[START]

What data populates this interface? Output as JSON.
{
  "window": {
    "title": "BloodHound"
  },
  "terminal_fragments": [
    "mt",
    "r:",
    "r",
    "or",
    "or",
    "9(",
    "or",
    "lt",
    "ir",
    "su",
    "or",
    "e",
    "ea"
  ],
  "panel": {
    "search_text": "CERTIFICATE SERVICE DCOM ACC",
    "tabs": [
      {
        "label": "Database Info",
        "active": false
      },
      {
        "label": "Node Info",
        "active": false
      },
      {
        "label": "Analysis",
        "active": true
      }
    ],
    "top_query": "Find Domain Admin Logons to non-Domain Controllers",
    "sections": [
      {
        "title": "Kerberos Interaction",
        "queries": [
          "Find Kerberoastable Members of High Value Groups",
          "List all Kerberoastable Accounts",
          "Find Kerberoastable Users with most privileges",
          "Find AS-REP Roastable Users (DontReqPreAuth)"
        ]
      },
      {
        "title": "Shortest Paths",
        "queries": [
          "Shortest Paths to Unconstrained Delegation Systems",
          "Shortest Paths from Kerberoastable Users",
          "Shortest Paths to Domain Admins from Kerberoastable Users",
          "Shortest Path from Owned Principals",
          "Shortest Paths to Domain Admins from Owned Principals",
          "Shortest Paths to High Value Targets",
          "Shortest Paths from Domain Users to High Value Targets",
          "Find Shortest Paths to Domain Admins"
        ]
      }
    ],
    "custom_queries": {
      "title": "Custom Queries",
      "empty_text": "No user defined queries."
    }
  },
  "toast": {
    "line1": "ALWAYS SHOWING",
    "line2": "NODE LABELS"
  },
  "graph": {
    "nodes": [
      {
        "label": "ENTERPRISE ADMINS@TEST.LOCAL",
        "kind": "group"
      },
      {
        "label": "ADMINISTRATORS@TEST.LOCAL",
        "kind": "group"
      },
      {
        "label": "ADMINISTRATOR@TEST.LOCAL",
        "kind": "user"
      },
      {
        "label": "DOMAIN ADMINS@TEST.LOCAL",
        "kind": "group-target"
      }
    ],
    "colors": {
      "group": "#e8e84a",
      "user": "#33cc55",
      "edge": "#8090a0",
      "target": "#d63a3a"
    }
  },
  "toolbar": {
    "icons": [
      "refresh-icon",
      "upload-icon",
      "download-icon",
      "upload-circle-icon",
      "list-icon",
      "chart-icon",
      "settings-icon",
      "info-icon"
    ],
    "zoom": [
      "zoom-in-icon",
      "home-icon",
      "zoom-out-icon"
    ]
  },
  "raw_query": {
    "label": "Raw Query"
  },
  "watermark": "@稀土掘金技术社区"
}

[END]

Find the string "from" in the records, then copy each line where it occurs.

__THE RESULT__
          "Shortest Paths from Kerberoastable Users",
          "Shortest Paths to Domain Admins from Kerberoastable Users",
          "Shortest Path from Owned Principals",
          "Shortest Paths to Domain Admins from Owned Principals",
          "Shortest Paths from Domain Users to High Value Targets",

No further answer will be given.